### WHAT THIS TASK INVOLVES
Answer with a single number: the count of lines that hold "name".

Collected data
## START

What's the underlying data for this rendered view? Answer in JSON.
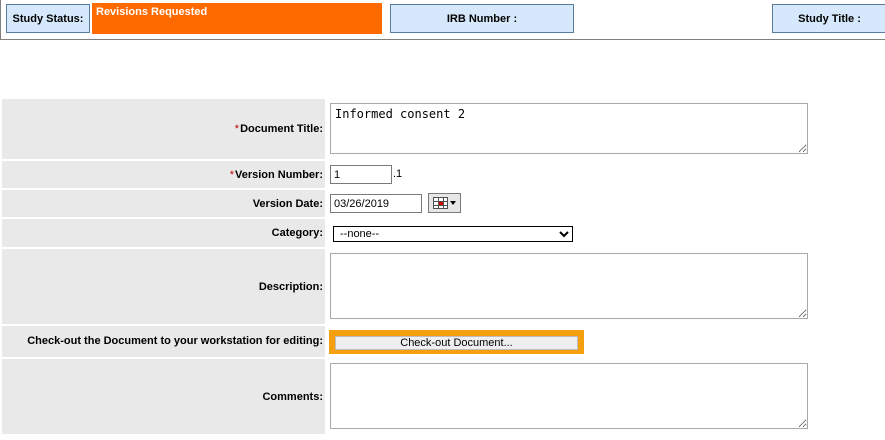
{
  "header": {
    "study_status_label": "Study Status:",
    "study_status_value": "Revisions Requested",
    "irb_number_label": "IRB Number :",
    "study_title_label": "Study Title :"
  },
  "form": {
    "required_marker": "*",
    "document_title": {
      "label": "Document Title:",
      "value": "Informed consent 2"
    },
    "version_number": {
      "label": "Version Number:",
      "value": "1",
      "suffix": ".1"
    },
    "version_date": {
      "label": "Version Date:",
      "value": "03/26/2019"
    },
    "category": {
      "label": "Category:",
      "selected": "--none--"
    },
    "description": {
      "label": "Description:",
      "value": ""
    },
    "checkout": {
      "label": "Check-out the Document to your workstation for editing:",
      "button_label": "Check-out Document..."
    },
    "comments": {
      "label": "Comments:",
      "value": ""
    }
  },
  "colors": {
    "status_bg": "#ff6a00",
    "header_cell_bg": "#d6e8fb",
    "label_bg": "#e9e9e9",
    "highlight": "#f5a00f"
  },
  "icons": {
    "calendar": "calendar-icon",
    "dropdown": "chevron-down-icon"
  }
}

## END
## START

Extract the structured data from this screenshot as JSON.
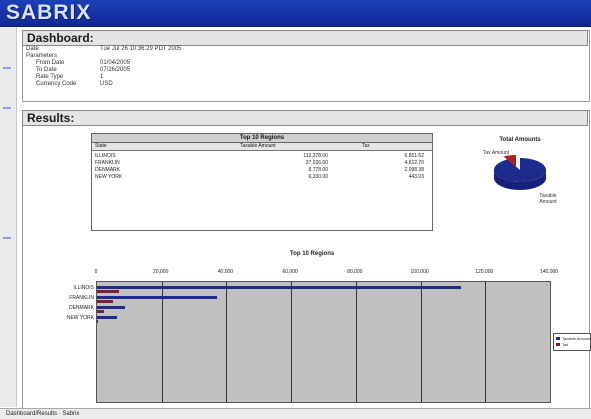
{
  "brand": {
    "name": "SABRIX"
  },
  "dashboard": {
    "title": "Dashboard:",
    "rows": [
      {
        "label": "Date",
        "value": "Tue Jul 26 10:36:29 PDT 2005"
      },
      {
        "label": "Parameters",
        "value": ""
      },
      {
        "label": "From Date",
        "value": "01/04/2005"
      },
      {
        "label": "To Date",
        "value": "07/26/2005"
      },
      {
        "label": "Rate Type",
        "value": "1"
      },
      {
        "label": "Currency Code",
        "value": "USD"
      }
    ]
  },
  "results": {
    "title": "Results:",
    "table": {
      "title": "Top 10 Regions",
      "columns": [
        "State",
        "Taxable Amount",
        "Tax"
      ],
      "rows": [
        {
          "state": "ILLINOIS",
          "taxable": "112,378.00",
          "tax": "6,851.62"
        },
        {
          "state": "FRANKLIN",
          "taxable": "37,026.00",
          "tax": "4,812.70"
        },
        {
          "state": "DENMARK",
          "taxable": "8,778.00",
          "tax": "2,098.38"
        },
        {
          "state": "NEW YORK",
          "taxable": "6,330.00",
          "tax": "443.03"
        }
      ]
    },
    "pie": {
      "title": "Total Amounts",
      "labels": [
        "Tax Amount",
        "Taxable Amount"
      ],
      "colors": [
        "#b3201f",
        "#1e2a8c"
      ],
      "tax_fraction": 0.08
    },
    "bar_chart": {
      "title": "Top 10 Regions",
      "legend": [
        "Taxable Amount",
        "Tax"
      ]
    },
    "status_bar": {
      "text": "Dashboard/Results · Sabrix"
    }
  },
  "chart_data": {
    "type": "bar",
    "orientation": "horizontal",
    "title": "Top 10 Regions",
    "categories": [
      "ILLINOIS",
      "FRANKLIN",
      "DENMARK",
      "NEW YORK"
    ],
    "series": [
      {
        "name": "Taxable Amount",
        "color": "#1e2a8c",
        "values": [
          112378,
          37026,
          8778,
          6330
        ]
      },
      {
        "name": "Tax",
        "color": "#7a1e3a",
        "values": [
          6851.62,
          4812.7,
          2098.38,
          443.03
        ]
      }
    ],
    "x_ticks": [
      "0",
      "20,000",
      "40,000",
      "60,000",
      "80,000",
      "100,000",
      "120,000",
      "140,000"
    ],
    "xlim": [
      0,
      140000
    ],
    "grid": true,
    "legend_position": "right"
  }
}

## END

### TASK OUTPUT
3